:: WRITTEN INSTRUCTION ::
Copy every entry word for word, but skip the pictures.
--- START ---
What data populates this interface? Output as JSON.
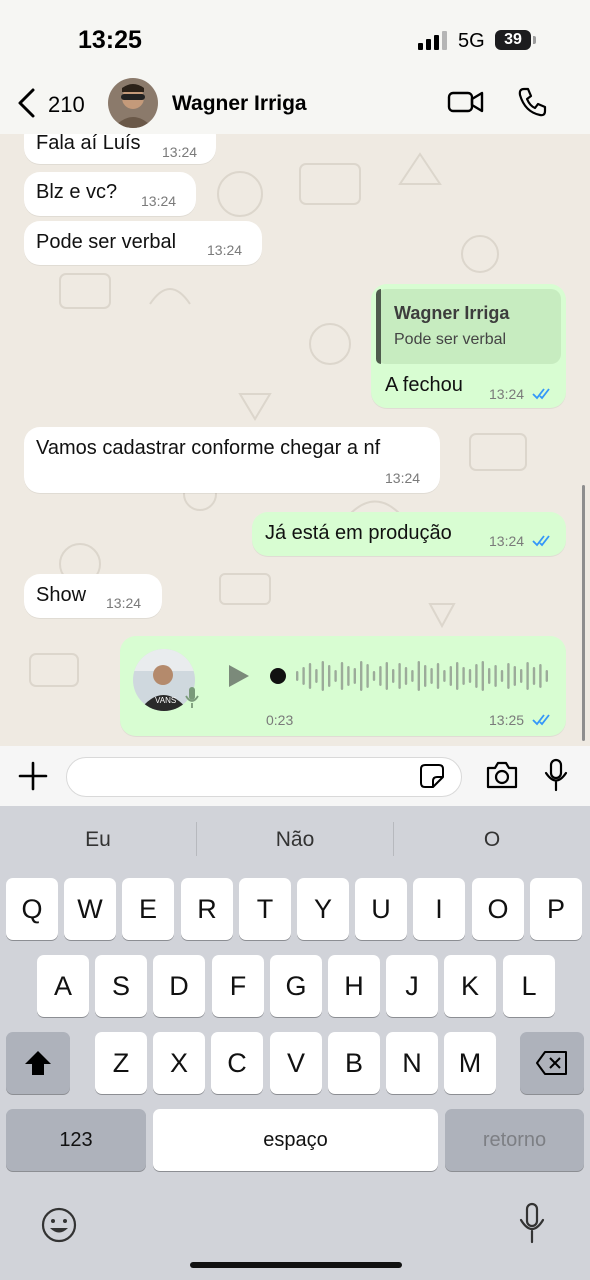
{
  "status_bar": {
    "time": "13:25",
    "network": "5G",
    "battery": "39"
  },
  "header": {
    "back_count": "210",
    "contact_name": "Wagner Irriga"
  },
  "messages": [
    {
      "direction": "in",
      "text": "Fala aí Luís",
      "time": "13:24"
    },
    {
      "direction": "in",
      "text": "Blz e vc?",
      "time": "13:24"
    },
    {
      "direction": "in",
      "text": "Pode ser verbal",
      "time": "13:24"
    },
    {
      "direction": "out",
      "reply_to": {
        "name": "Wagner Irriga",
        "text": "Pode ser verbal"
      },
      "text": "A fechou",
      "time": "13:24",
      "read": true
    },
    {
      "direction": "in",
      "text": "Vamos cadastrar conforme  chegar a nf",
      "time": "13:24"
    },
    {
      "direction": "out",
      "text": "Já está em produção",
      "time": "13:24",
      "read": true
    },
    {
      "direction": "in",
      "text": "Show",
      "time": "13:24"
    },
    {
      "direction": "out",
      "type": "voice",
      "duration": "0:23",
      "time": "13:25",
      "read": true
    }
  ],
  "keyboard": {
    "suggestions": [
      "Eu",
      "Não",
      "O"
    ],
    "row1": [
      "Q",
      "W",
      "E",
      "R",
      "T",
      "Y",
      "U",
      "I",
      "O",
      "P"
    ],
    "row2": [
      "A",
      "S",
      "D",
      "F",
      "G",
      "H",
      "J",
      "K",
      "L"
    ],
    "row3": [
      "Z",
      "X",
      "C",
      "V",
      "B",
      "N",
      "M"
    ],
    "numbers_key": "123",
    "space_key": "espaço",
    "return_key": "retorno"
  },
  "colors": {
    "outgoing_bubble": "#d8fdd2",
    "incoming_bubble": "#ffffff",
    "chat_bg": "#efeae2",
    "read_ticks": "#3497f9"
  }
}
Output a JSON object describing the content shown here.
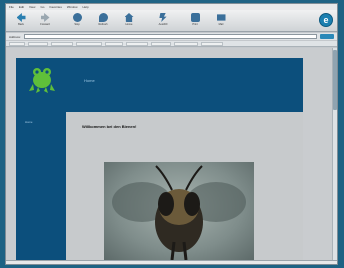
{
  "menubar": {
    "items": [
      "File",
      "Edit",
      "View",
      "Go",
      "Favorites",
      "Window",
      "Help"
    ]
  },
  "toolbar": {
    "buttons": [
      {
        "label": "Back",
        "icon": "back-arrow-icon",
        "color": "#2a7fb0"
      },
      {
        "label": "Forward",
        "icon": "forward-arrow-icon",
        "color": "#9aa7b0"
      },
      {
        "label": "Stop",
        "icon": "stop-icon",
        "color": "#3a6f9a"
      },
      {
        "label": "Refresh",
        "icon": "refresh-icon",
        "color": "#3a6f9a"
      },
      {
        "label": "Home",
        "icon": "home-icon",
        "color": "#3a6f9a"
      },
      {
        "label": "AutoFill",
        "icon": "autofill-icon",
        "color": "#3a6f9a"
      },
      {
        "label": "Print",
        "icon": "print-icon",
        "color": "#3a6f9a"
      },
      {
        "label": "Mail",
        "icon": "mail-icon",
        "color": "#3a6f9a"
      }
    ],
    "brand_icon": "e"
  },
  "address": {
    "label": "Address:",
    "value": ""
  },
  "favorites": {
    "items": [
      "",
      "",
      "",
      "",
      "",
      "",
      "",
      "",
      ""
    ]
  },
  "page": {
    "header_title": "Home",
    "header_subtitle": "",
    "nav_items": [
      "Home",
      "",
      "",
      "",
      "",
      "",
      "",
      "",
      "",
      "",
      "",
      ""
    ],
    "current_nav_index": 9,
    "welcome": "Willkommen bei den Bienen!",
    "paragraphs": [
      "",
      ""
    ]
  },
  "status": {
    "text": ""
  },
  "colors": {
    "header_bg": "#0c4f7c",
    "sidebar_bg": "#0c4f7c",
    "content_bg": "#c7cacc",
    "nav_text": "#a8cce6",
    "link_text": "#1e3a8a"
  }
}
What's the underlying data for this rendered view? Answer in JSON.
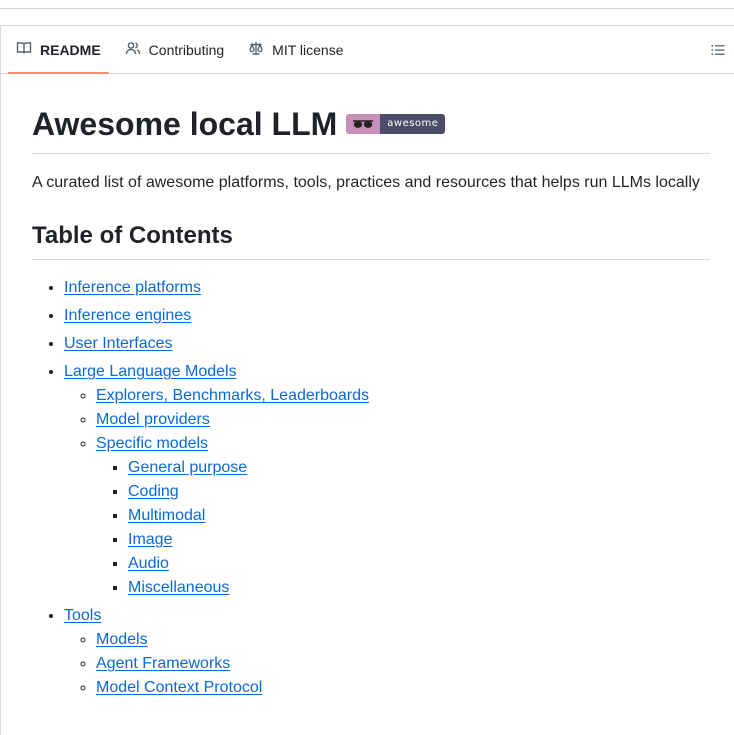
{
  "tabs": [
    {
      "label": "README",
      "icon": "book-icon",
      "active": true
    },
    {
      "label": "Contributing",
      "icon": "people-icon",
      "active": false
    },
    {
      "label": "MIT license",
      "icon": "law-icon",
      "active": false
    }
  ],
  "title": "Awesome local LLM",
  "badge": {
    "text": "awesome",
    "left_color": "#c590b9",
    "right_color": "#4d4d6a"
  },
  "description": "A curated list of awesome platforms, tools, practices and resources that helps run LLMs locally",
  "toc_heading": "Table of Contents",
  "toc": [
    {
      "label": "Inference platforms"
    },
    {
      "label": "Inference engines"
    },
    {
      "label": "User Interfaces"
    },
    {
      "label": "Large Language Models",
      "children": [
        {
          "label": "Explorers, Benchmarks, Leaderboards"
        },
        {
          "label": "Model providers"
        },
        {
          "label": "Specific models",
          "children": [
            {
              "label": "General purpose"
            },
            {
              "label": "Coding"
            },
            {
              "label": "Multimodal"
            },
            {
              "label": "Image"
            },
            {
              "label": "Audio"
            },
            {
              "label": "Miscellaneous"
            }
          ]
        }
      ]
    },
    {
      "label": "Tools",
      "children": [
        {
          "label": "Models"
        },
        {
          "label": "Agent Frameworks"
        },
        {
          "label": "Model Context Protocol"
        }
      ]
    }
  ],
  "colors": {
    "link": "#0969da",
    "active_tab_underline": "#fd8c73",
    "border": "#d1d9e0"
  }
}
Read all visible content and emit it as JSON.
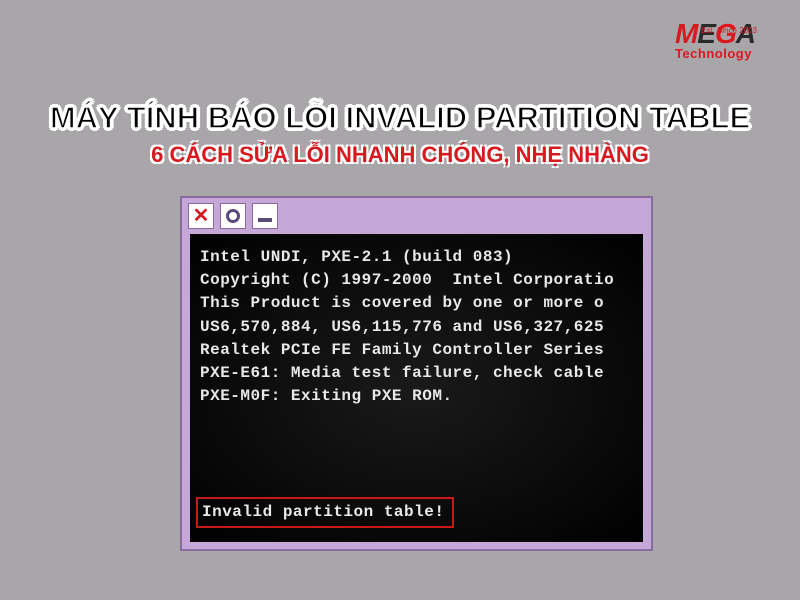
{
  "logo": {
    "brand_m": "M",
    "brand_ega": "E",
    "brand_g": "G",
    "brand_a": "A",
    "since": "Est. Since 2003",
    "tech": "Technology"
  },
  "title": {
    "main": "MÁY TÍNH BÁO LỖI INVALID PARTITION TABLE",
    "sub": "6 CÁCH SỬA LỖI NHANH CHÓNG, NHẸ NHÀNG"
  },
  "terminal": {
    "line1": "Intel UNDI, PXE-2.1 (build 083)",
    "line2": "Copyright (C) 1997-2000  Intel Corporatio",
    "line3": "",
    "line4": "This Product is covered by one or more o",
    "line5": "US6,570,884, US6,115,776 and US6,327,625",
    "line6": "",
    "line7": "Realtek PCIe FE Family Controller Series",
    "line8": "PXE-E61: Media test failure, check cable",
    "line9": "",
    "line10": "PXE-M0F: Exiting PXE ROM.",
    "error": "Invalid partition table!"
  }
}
--- END ---
:: EXPECTED ANSWER ::
What data populates this interface? Output as JSON.
{
  "status_bar": {
    "time": "13:25",
    "network": "5G",
    "battery": "39"
  },
  "header": {
    "back_count": "210",
    "contact_name": "Wagner Irriga"
  },
  "messages": [
    {
      "direction": "in",
      "text": "Fala aí Luís",
      "time": "13:24"
    },
    {
      "direction": "in",
      "text": "Blz e vc?",
      "time": "13:24"
    },
    {
      "direction": "in",
      "text": "Pode ser verbal",
      "time": "13:24"
    },
    {
      "direction": "out",
      "reply_to": {
        "name": "Wagner Irriga",
        "text": "Pode ser verbal"
      },
      "text": "A fechou",
      "time": "13:24",
      "read": true
    },
    {
      "direction": "in",
      "text": "Vamos cadastrar conforme  chegar a nf",
      "time": "13:24"
    },
    {
      "direction": "out",
      "text": "Já está em produção",
      "time": "13:24",
      "read": true
    },
    {
      "direction": "in",
      "text": "Show",
      "time": "13:24"
    },
    {
      "direction": "out",
      "type": "voice",
      "duration": "0:23",
      "time": "13:25",
      "read": true
    }
  ],
  "keyboard": {
    "suggestions": [
      "Eu",
      "Não",
      "O"
    ],
    "row1": [
      "Q",
      "W",
      "E",
      "R",
      "T",
      "Y",
      "U",
      "I",
      "O",
      "P"
    ],
    "row2": [
      "A",
      "S",
      "D",
      "F",
      "G",
      "H",
      "J",
      "K",
      "L"
    ],
    "row3": [
      "Z",
      "X",
      "C",
      "V",
      "B",
      "N",
      "M"
    ],
    "numbers_key": "123",
    "space_key": "espaço",
    "return_key": "retorno"
  },
  "colors": {
    "outgoing_bubble": "#d8fdd2",
    "incoming_bubble": "#ffffff",
    "chat_bg": "#efeae2",
    "read_ticks": "#3497f9"
  }
}
Output a JSON object describing the content shown here.
{
  "menubar": {
    "items": [
      "File",
      "Edit",
      "View",
      "Go",
      "Favorites",
      "Window",
      "Help"
    ]
  },
  "toolbar": {
    "buttons": [
      {
        "label": "Back",
        "icon": "back-arrow-icon",
        "color": "#2a7fb0"
      },
      {
        "label": "Forward",
        "icon": "forward-arrow-icon",
        "color": "#9aa7b0"
      },
      {
        "label": "Stop",
        "icon": "stop-icon",
        "color": "#3a6f9a"
      },
      {
        "label": "Refresh",
        "icon": "refresh-icon",
        "color": "#3a6f9a"
      },
      {
        "label": "Home",
        "icon": "home-icon",
        "color": "#3a6f9a"
      },
      {
        "label": "AutoFill",
        "icon": "autofill-icon",
        "color": "#3a6f9a"
      },
      {
        "label": "Print",
        "icon": "print-icon",
        "color": "#3a6f9a"
      },
      {
        "label": "Mail",
        "icon": "mail-icon",
        "color": "#3a6f9a"
      }
    ],
    "brand_icon": "e"
  },
  "address": {
    "label": "Address:",
    "value": ""
  },
  "favorites": {
    "items": [
      "",
      "",
      "",
      "",
      "",
      "",
      "",
      "",
      ""
    ]
  },
  "page": {
    "header_title": "Home",
    "header_subtitle": "",
    "nav_items": [
      "Home",
      "",
      "",
      "",
      "",
      "",
      "",
      "",
      "",
      "",
      "",
      ""
    ],
    "current_nav_index": 9,
    "welcome": "Willkommen bei den Bienen!",
    "paragraphs": [
      "",
      ""
    ]
  },
  "status": {
    "text": ""
  },
  "colors": {
    "header_bg": "#0c4f7c",
    "sidebar_bg": "#0c4f7c",
    "content_bg": "#c7cacc",
    "nav_text": "#a8cce6",
    "link_text": "#1e3a8a"
  }
}
What's the underlying data for this rendered view? Answer in JSON.
{
  "tabs": [
    {
      "label": "README",
      "icon": "book-icon",
      "active": true
    },
    {
      "label": "Contributing",
      "icon": "people-icon",
      "active": false
    },
    {
      "label": "MIT license",
      "icon": "law-icon",
      "active": false
    }
  ],
  "title": "Awesome local LLM",
  "badge": {
    "text": "awesome",
    "left_color": "#c590b9",
    "right_color": "#4d4d6a"
  },
  "description": "A curated list of awesome platforms, tools, practices and resources that helps run LLMs locally",
  "toc_heading": "Table of Contents",
  "toc": [
    {
      "label": "Inference platforms"
    },
    {
      "label": "Inference engines"
    },
    {
      "label": "User Interfaces"
    },
    {
      "label": "Large Language Models",
      "children": [
        {
          "label": "Explorers, Benchmarks, Leaderboards"
        },
        {
          "label": "Model providers"
        },
        {
          "label": "Specific models",
          "children": [
            {
              "label": "General purpose"
            },
            {
              "label": "Coding"
            },
            {
              "label": "Multimodal"
            },
            {
              "label": "Image"
            },
            {
              "label": "Audio"
            },
            {
              "label": "Miscellaneous"
            }
          ]
        }
      ]
    },
    {
      "label": "Tools",
      "children": [
        {
          "label": "Models"
        },
        {
          "label": "Agent Frameworks"
        },
        {
          "label": "Model Context Protocol"
        }
      ]
    }
  ],
  "colors": {
    "link": "#0969da",
    "active_tab_underline": "#fd8c73",
    "border": "#d1d9e0"
  }
}
Read all visible content and emit it as JSON.
{
  "logo": {
    "brand_m": "M",
    "brand_ega": "E",
    "brand_g": "G",
    "brand_a": "A",
    "since": "Est. Since 2003",
    "tech": "Technology"
  },
  "title": {
    "main": "MÁY TÍNH BÁO LỖI INVALID PARTITION TABLE",
    "sub": "6 CÁCH SỬA LỖI NHANH CHÓNG, NHẸ NHÀNG"
  },
  "terminal": {
    "line1": "Intel UNDI, PXE-2.1 (build 083)",
    "line2": "Copyright (C) 1997-2000  Intel Corporatio",
    "line3": "",
    "line4": "This Product is covered by one or more o",
    "line5": "US6,570,884, US6,115,776 and US6,327,625",
    "line6": "",
    "line7": "Realtek PCIe FE Family Controller Series",
    "line8": "PXE-E61: Media test failure, check cable",
    "line9": "",
    "line10": "PXE-M0F: Exiting PXE ROM.",
    "error": "Invalid partition table!"
  }
}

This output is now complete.